* begin Data provided *
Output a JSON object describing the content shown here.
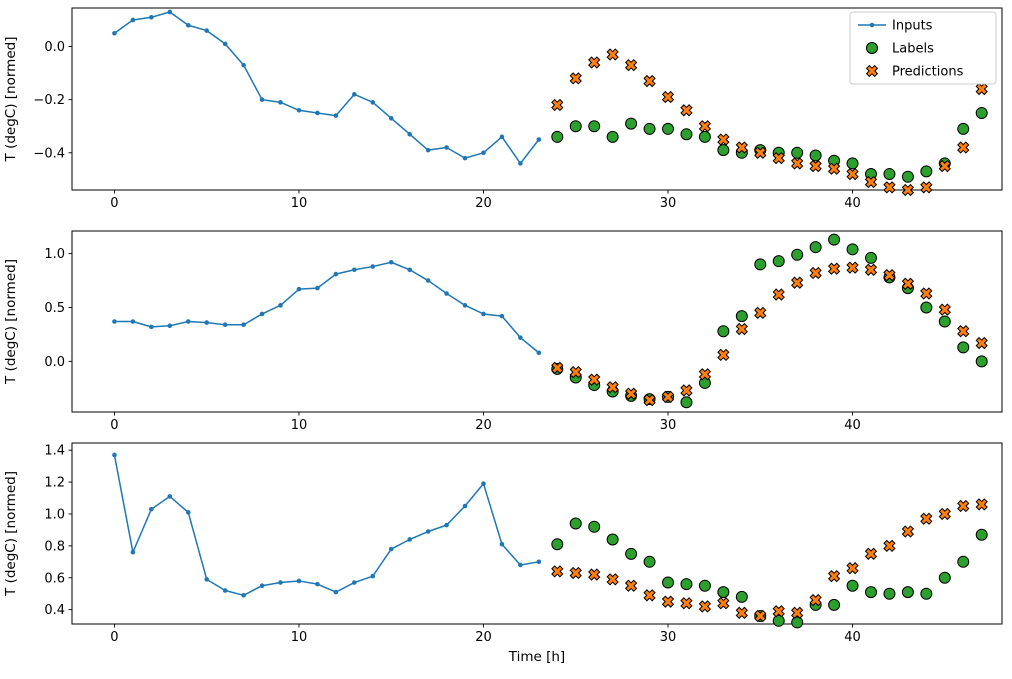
{
  "figure": {
    "background": "#ffffff",
    "xlabel": "Time [h]",
    "ylabel": "T (degC) [normed]",
    "legend_labels": [
      "Inputs",
      "Labels",
      "Predictions"
    ],
    "colors": {
      "inputs": "#1f77b4",
      "labels": "#2ca02c",
      "predictions": "#ff7f0e",
      "marker_edge": "#000000",
      "axes_edge": "#000000",
      "legend_border": "#cccccc"
    }
  },
  "chart_data": [
    {
      "type": "line",
      "title": "",
      "xlabel": "",
      "ylabel": "T (degC) [normed]",
      "xlim": [
        -2.3,
        48.1
      ],
      "ylim": [
        -0.54,
        0.145
      ],
      "xticks": [
        0,
        10,
        20,
        30,
        40
      ],
      "yticks": [
        0.0,
        -0.2,
        -0.4
      ],
      "grid": false,
      "legend_visible": true,
      "legend_position": "upper right",
      "series": [
        {
          "name": "Inputs",
          "kind": "line",
          "marker": "dot",
          "color": "#1f77b4",
          "x_start": 0,
          "values": [
            0.05,
            0.1,
            0.11,
            0.13,
            0.08,
            0.06,
            0.01,
            -0.07,
            -0.2,
            -0.21,
            -0.24,
            -0.25,
            -0.26,
            -0.18,
            -0.21,
            -0.27,
            -0.33,
            -0.39,
            -0.38,
            -0.42,
            -0.4,
            -0.34,
            -0.44,
            -0.35
          ]
        },
        {
          "name": "Labels",
          "kind": "scatter",
          "marker": "circle",
          "color": "#2ca02c",
          "x_start": 24,
          "values": [
            -0.34,
            -0.3,
            -0.3,
            -0.34,
            -0.29,
            -0.31,
            -0.31,
            -0.33,
            -0.34,
            -0.39,
            -0.4,
            -0.39,
            -0.4,
            -0.4,
            -0.41,
            -0.43,
            -0.44,
            -0.48,
            -0.48,
            -0.49,
            -0.47,
            -0.44,
            -0.31,
            -0.25
          ]
        },
        {
          "name": "Predictions",
          "kind": "scatter",
          "marker": "X",
          "color": "#ff7f0e",
          "x_start": 24,
          "values": [
            -0.22,
            -0.12,
            -0.06,
            -0.03,
            -0.07,
            -0.13,
            -0.19,
            -0.24,
            -0.3,
            -0.35,
            -0.38,
            -0.4,
            -0.42,
            -0.44,
            -0.45,
            -0.46,
            -0.48,
            -0.51,
            -0.53,
            -0.54,
            -0.53,
            -0.45,
            -0.38,
            -0.16
          ]
        }
      ]
    },
    {
      "type": "line",
      "title": "",
      "xlabel": "",
      "ylabel": "T (degC) [normed]",
      "xlim": [
        -2.3,
        48.1
      ],
      "ylim": [
        -0.47,
        1.21
      ],
      "xticks": [
        0,
        10,
        20,
        30,
        40
      ],
      "yticks": [
        0.0,
        0.5,
        1.0
      ],
      "grid": false,
      "legend_visible": false,
      "series": [
        {
          "name": "Inputs",
          "kind": "line",
          "marker": "dot",
          "color": "#1f77b4",
          "x_start": 0,
          "values": [
            0.37,
            0.37,
            0.32,
            0.33,
            0.37,
            0.36,
            0.34,
            0.34,
            0.44,
            0.52,
            0.67,
            0.68,
            0.81,
            0.85,
            0.88,
            0.92,
            0.85,
            0.75,
            0.63,
            0.52,
            0.44,
            0.42,
            0.22,
            0.08
          ]
        },
        {
          "name": "Labels",
          "kind": "scatter",
          "marker": "circle",
          "color": "#2ca02c",
          "x_start": 24,
          "values": [
            -0.07,
            -0.15,
            -0.22,
            -0.28,
            -0.32,
            -0.35,
            -0.33,
            -0.38,
            -0.2,
            0.28,
            0.42,
            0.9,
            0.93,
            0.99,
            1.06,
            1.13,
            1.04,
            0.96,
            0.78,
            0.68,
            0.5,
            0.37,
            0.13,
            0.0
          ]
        },
        {
          "name": "Predictions",
          "kind": "scatter",
          "marker": "X",
          "color": "#ff7f0e",
          "x_start": 24,
          "values": [
            -0.06,
            -0.1,
            -0.17,
            -0.24,
            -0.3,
            -0.36,
            -0.33,
            -0.27,
            -0.12,
            0.06,
            0.3,
            0.45,
            0.62,
            0.73,
            0.82,
            0.86,
            0.87,
            0.85,
            0.8,
            0.72,
            0.63,
            0.48,
            0.28,
            0.17
          ]
        }
      ]
    },
    {
      "type": "line",
      "title": "",
      "xlabel": "Time [h]",
      "ylabel": "T (degC) [normed]",
      "xlim": [
        -2.3,
        48.1
      ],
      "ylim": [
        0.31,
        1.445
      ],
      "xticks": [
        0,
        10,
        20,
        30,
        40
      ],
      "yticks": [
        0.4,
        0.6,
        0.8,
        1.0,
        1.2,
        1.4
      ],
      "grid": false,
      "legend_visible": false,
      "series": [
        {
          "name": "Inputs",
          "kind": "line",
          "marker": "dot",
          "color": "#1f77b4",
          "x_start": 0,
          "values": [
            1.37,
            0.76,
            1.03,
            1.11,
            1.01,
            0.59,
            0.52,
            0.49,
            0.55,
            0.57,
            0.58,
            0.56,
            0.51,
            0.57,
            0.61,
            0.78,
            0.84,
            0.89,
            0.93,
            1.05,
            1.19,
            0.81,
            0.68,
            0.7
          ]
        },
        {
          "name": "Labels",
          "kind": "scatter",
          "marker": "circle",
          "color": "#2ca02c",
          "x_start": 24,
          "values": [
            0.81,
            0.94,
            0.92,
            0.84,
            0.75,
            0.7,
            0.57,
            0.56,
            0.55,
            0.51,
            0.48,
            0.36,
            0.33,
            0.32,
            0.43,
            0.43,
            0.55,
            0.51,
            0.5,
            0.51,
            0.5,
            0.6,
            0.7,
            0.87
          ]
        },
        {
          "name": "Predictions",
          "kind": "scatter",
          "marker": "X",
          "color": "#ff7f0e",
          "x_start": 24,
          "values": [
            0.64,
            0.63,
            0.62,
            0.59,
            0.55,
            0.49,
            0.45,
            0.44,
            0.42,
            0.44,
            0.38,
            0.36,
            0.39,
            0.38,
            0.46,
            0.61,
            0.66,
            0.75,
            0.8,
            0.89,
            0.97,
            1.0,
            1.05,
            1.06
          ]
        }
      ]
    }
  ]
}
* end Data provided *
**Short exercise**
Set the entries down again exactly. Do not include the images.

**Task result**
Output a JSON object describing the content shown here.
{
  "figure": {
    "background": "#ffffff",
    "xlabel": "Time [h]",
    "ylabel": "T (degC) [normed]",
    "legend_labels": [
      "Inputs",
      "Labels",
      "Predictions"
    ],
    "colors": {
      "inputs": "#1f77b4",
      "labels": "#2ca02c",
      "predictions": "#ff7f0e",
      "marker_edge": "#000000",
      "axes_edge": "#000000",
      "legend_border": "#cccccc"
    }
  },
  "chart_data": [
    {
      "type": "line",
      "title": "",
      "xlabel": "",
      "ylabel": "T (degC) [normed]",
      "xlim": [
        -2.3,
        48.1
      ],
      "ylim": [
        -0.54,
        0.145
      ],
      "xticks": [
        0,
        10,
        20,
        30,
        40
      ],
      "yticks": [
        0.0,
        -0.2,
        -0.4
      ],
      "grid": false,
      "legend_visible": true,
      "legend_position": "upper right",
      "series": [
        {
          "name": "Inputs",
          "kind": "line",
          "marker": "dot",
          "color": "#1f77b4",
          "x_start": 0,
          "values": [
            0.05,
            0.1,
            0.11,
            0.13,
            0.08,
            0.06,
            0.01,
            -0.07,
            -0.2,
            -0.21,
            -0.24,
            -0.25,
            -0.26,
            -0.18,
            -0.21,
            -0.27,
            -0.33,
            -0.39,
            -0.38,
            -0.42,
            -0.4,
            -0.34,
            -0.44,
            -0.35
          ]
        },
        {
          "name": "Labels",
          "kind": "scatter",
          "marker": "circle",
          "color": "#2ca02c",
          "x_start": 24,
          "values": [
            -0.34,
            -0.3,
            -0.3,
            -0.34,
            -0.29,
            -0.31,
            -0.31,
            -0.33,
            -0.34,
            -0.39,
            -0.4,
            -0.39,
            -0.4,
            -0.4,
            -0.41,
            -0.43,
            -0.44,
            -0.48,
            -0.48,
            -0.49,
            -0.47,
            -0.44,
            -0.31,
            -0.25
          ]
        },
        {
          "name": "Predictions",
          "kind": "scatter",
          "marker": "X",
          "color": "#ff7f0e",
          "x_start": 24,
          "values": [
            -0.22,
            -0.12,
            -0.06,
            -0.03,
            -0.07,
            -0.13,
            -0.19,
            -0.24,
            -0.3,
            -0.35,
            -0.38,
            -0.4,
            -0.42,
            -0.44,
            -0.45,
            -0.46,
            -0.48,
            -0.51,
            -0.53,
            -0.54,
            -0.53,
            -0.45,
            -0.38,
            -0.16
          ]
        }
      ]
    },
    {
      "type": "line",
      "title": "",
      "xlabel": "",
      "ylabel": "T (degC) [normed]",
      "xlim": [
        -2.3,
        48.1
      ],
      "ylim": [
        -0.47,
        1.21
      ],
      "xticks": [
        0,
        10,
        20,
        30,
        40
      ],
      "yticks": [
        0.0,
        0.5,
        1.0
      ],
      "grid": false,
      "legend_visible": false,
      "series": [
        {
          "name": "Inputs",
          "kind": "line",
          "marker": "dot",
          "color": "#1f77b4",
          "x_start": 0,
          "values": [
            0.37,
            0.37,
            0.32,
            0.33,
            0.37,
            0.36,
            0.34,
            0.34,
            0.44,
            0.52,
            0.67,
            0.68,
            0.81,
            0.85,
            0.88,
            0.92,
            0.85,
            0.75,
            0.63,
            0.52,
            0.44,
            0.42,
            0.22,
            0.08
          ]
        },
        {
          "name": "Labels",
          "kind": "scatter",
          "marker": "circle",
          "color": "#2ca02c",
          "x_start": 24,
          "values": [
            -0.07,
            -0.15,
            -0.22,
            -0.28,
            -0.32,
            -0.35,
            -0.33,
            -0.38,
            -0.2,
            0.28,
            0.42,
            0.9,
            0.93,
            0.99,
            1.06,
            1.13,
            1.04,
            0.96,
            0.78,
            0.68,
            0.5,
            0.37,
            0.13,
            0.0
          ]
        },
        {
          "name": "Predictions",
          "kind": "scatter",
          "marker": "X",
          "color": "#ff7f0e",
          "x_start": 24,
          "values": [
            -0.06,
            -0.1,
            -0.17,
            -0.24,
            -0.3,
            -0.36,
            -0.33,
            -0.27,
            -0.12,
            0.06,
            0.3,
            0.45,
            0.62,
            0.73,
            0.82,
            0.86,
            0.87,
            0.85,
            0.8,
            0.72,
            0.63,
            0.48,
            0.28,
            0.17
          ]
        }
      ]
    },
    {
      "type": "line",
      "title": "",
      "xlabel": "Time [h]",
      "ylabel": "T (degC) [normed]",
      "xlim": [
        -2.3,
        48.1
      ],
      "ylim": [
        0.31,
        1.445
      ],
      "xticks": [
        0,
        10,
        20,
        30,
        40
      ],
      "yticks": [
        0.4,
        0.6,
        0.8,
        1.0,
        1.2,
        1.4
      ],
      "grid": false,
      "legend_visible": false,
      "series": [
        {
          "name": "Inputs",
          "kind": "line",
          "marker": "dot",
          "color": "#1f77b4",
          "x_start": 0,
          "values": [
            1.37,
            0.76,
            1.03,
            1.11,
            1.01,
            0.59,
            0.52,
            0.49,
            0.55,
            0.57,
            0.58,
            0.56,
            0.51,
            0.57,
            0.61,
            0.78,
            0.84,
            0.89,
            0.93,
            1.05,
            1.19,
            0.81,
            0.68,
            0.7
          ]
        },
        {
          "name": "Labels",
          "kind": "scatter",
          "marker": "circle",
          "color": "#2ca02c",
          "x_start": 24,
          "values": [
            0.81,
            0.94,
            0.92,
            0.84,
            0.75,
            0.7,
            0.57,
            0.56,
            0.55,
            0.51,
            0.48,
            0.36,
            0.33,
            0.32,
            0.43,
            0.43,
            0.55,
            0.51,
            0.5,
            0.51,
            0.5,
            0.6,
            0.7,
            0.87
          ]
        },
        {
          "name": "Predictions",
          "kind": "scatter",
          "marker": "X",
          "color": "#ff7f0e",
          "x_start": 24,
          "values": [
            0.64,
            0.63,
            0.62,
            0.59,
            0.55,
            0.49,
            0.45,
            0.44,
            0.42,
            0.44,
            0.38,
            0.36,
            0.39,
            0.38,
            0.46,
            0.61,
            0.66,
            0.75,
            0.8,
            0.89,
            0.97,
            1.0,
            1.05,
            1.06
          ]
        }
      ]
    }
  ]
}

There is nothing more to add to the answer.